(Exercise):
Extract every line from the records below that contains the word "Transcript".

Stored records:
----------

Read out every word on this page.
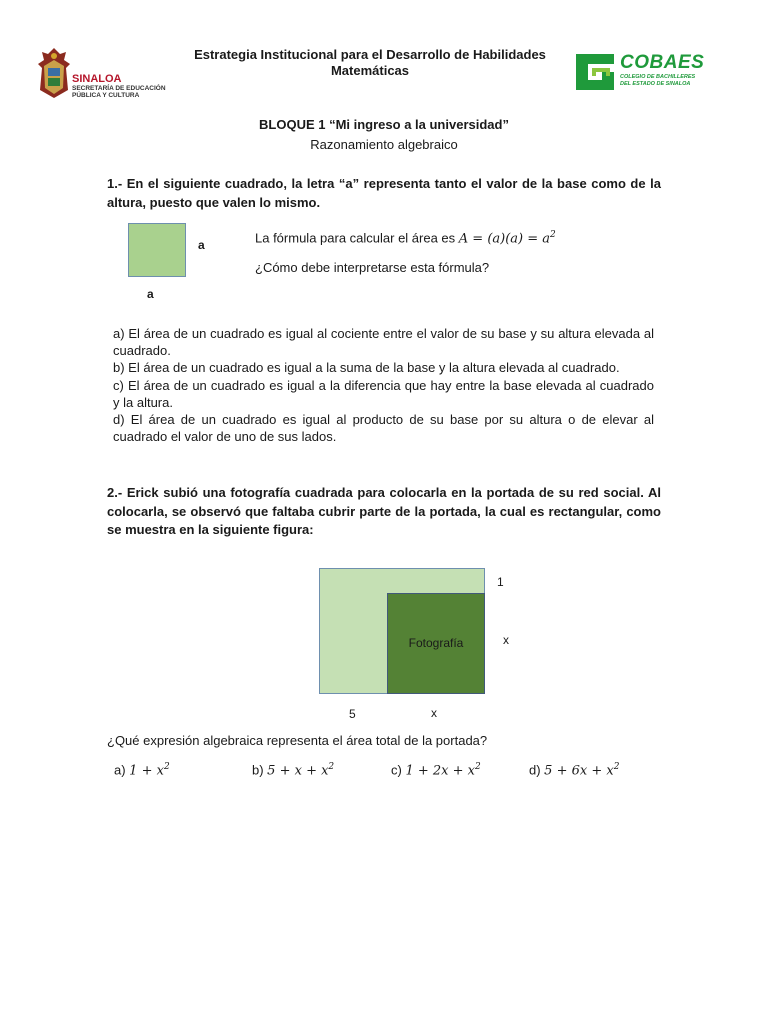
SINALOA
SECRETARÍA DE EDUCACIÓN
PÚBLICA Y CULTURA
Estrategia Institucional para el Desarrollo de Habilidades
Matemáticas	COBAES
COLEGIO DE BACHILLERES
DEL ESTADO DE SINALOA
BLOQUE 1 “Mi ingreso a la universidad”
Razonamiento algebraico
1.- En el siguiente cuadrado, la letra “a” representa tanto el valor de la base como de la altura, puesto que valen lo mismo.
a
a
La fórmula para calcular el área es $A = (a)(a) = a^2$
¿Cómo debe interpretarse esta fórmula?
a) El área de un cuadrado es igual al cociente entre el valor de su base y su altura elevada al cuadrado.
b) El área de un cuadrado es igual a la suma de la base y la altura elevada al cuadrado.
c) El área de un cuadrado es igual a la diferencia que hay entre la base elevada al cuadrado y la altura.
d) El área de un cuadrado es igual al producto de su base por su altura o de elevar al cuadrado el valor de uno de sus lados.
2.- Erick subió una fotografía cuadrada para colocarla en la portada de su red social. Al colocarla, se observó que faltaba cubrir parte de la portada, la cual es rectangular, como se muestra en la siguiente figura:
Fotografía
1
x
5	x
¿Qué expresión algebraica representa el área total de la portada?
a) $1 + x^2$	b) $5 + x + x^2$	c) $1 + 2x + x^2$	d) $5 + 6x + x^2$
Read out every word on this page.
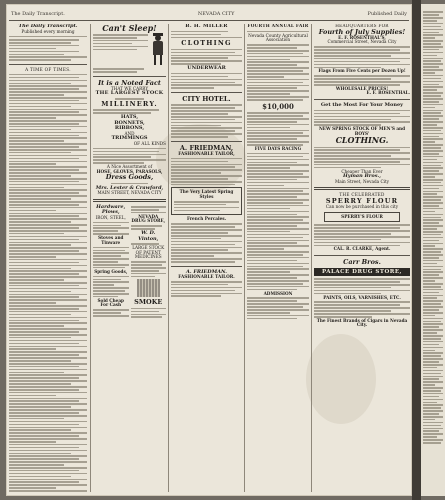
The Daily Transcript.	NEVADA CITY	Published Daily
The Daily Transcript.
Published every morning
A TIME OF TIMES.
Can't Sleep!
It is a Noted Fact
THAT WE CARRY
THE LARGEST STOCK
MILLINERY.
HATS,
BONNETS,
RIBBONS,
AND
TRIMMINGS
OF ALL KINDS
A Nice Assortment of
HOSE, GLOVES, PARASOLS,
Dress Goods,
Mrs. Lester & Crawford,
MAIN STREET, NEVADA CITY
Hardware, Plows,
IRON, STEEL,
Stoves and Tinware
Spring Goods,
Sold Cheap For Cash
NEVADA DRUG STORE,
W. D. Vinton,
LARGE STOCK OF PATENT MEDICINES
SMOKE
B. H. MILLER
CLOTHING
UNDERWEAR
CITY HOTEL.
A. FRIEDMAN,
FASHIONABLE TAILOR,
The Very Latest Spring Styles
French Percales.
A. FRIEDMAN.
FASHIONABLE TAILOR.
FOURTH ANNUAL FAIR
Nevada County Agricultural Association
$10,000
FIVE DAYS RACING
ADMISSION
HEADQUARTERS FOR
Fourth of July Supplies!
E. F. ROSENTHAL'S,
Commercial Street, Nevada City
Flags From Five Cents per Dozen Up!
WHOLESALE PRICES!
E. F. ROSENTHAL.
Get the Most For Your Money
NEW SPRING STOCK OF MEN'S and BOYS'
CLOTHING.
Cheaper Than Ever
Hyman Bros.,
Main Street, Nevada City
THE CELEBRATED
SPERRY FLOUR
Can now be purchased in this city
SPERRY'S FLOUR
CAL. R. CLARKE, Agent.
Carr Bros.
PALACE DRUG STORE,
PAINTS, OILS, VARNISHES, ETC.
The Finest Brands of Cigars in Nevada City.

----------

(Correct answer):
The Daily Transcript.	NEVADA CITY	Published Daily
The Daily Transcript.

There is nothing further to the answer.